Dataset entries:
◆ ◆ ◆ ◆ ◆ ◆ ◆

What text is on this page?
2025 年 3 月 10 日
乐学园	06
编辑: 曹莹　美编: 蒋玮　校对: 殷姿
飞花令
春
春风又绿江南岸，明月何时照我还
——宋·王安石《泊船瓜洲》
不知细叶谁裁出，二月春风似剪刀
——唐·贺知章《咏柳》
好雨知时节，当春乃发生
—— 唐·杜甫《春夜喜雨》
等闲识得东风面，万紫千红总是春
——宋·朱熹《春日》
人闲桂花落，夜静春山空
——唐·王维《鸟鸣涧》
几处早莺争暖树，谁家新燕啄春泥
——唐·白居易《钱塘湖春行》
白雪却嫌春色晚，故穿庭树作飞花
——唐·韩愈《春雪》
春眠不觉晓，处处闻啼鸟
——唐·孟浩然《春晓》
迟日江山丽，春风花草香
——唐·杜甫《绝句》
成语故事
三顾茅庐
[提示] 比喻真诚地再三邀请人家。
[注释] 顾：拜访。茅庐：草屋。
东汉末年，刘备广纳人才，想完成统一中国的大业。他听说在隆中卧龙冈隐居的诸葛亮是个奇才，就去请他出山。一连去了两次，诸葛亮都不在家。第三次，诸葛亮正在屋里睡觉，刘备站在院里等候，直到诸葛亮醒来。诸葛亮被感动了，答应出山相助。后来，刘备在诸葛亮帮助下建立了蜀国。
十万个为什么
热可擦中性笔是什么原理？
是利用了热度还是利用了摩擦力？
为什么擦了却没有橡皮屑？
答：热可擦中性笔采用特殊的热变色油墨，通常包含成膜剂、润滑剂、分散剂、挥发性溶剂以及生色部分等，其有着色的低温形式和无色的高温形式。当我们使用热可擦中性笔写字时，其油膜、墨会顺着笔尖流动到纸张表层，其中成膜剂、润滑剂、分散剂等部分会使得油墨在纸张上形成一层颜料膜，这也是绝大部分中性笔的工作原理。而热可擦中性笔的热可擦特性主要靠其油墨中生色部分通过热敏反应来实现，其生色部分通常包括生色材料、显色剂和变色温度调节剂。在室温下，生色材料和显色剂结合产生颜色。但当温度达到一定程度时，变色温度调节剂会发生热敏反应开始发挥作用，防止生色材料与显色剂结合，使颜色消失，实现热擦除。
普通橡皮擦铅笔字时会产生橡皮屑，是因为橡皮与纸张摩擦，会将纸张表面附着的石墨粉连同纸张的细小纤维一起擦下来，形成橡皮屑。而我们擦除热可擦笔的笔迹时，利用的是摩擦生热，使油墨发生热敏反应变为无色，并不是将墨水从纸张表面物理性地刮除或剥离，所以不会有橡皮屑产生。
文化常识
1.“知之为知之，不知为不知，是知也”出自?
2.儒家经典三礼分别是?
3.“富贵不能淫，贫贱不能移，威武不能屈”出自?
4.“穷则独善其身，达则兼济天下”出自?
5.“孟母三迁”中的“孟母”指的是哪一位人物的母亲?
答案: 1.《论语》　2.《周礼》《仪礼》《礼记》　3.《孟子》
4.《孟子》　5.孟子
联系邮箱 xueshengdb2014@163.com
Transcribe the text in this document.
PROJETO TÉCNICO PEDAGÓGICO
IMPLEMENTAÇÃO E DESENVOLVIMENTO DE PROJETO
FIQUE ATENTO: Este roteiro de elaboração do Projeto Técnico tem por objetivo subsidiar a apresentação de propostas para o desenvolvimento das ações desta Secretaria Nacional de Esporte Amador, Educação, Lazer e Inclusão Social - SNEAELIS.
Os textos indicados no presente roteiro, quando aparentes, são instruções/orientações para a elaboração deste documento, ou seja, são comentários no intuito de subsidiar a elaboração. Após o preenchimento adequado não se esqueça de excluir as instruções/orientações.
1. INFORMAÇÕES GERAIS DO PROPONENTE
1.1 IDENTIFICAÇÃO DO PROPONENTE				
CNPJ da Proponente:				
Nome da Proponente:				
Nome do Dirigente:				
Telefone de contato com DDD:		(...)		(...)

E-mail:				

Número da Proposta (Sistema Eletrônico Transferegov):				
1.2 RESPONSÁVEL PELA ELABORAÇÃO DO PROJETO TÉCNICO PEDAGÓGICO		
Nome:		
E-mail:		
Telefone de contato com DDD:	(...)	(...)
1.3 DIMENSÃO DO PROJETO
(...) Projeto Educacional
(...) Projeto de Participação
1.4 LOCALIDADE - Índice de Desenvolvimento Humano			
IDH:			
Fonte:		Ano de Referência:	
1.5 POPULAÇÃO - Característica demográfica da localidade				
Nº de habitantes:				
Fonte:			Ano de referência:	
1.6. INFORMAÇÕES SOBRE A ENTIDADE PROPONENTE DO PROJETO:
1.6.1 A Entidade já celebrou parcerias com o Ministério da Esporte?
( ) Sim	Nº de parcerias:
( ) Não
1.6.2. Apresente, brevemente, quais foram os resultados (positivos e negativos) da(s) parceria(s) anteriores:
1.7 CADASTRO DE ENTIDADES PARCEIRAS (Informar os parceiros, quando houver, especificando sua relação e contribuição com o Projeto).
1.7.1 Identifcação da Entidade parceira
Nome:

◆ ◆ ◆ ◆ ◆ ◆ ◆

### Work to complete
Check each line of the entries for the string "parcerias". Copy the lines that have it.

### Task answer
1.6.1 A Entidade já celebrou parcerias com o Ministério da Esporte?
( ) Sim	Nº de parcerias:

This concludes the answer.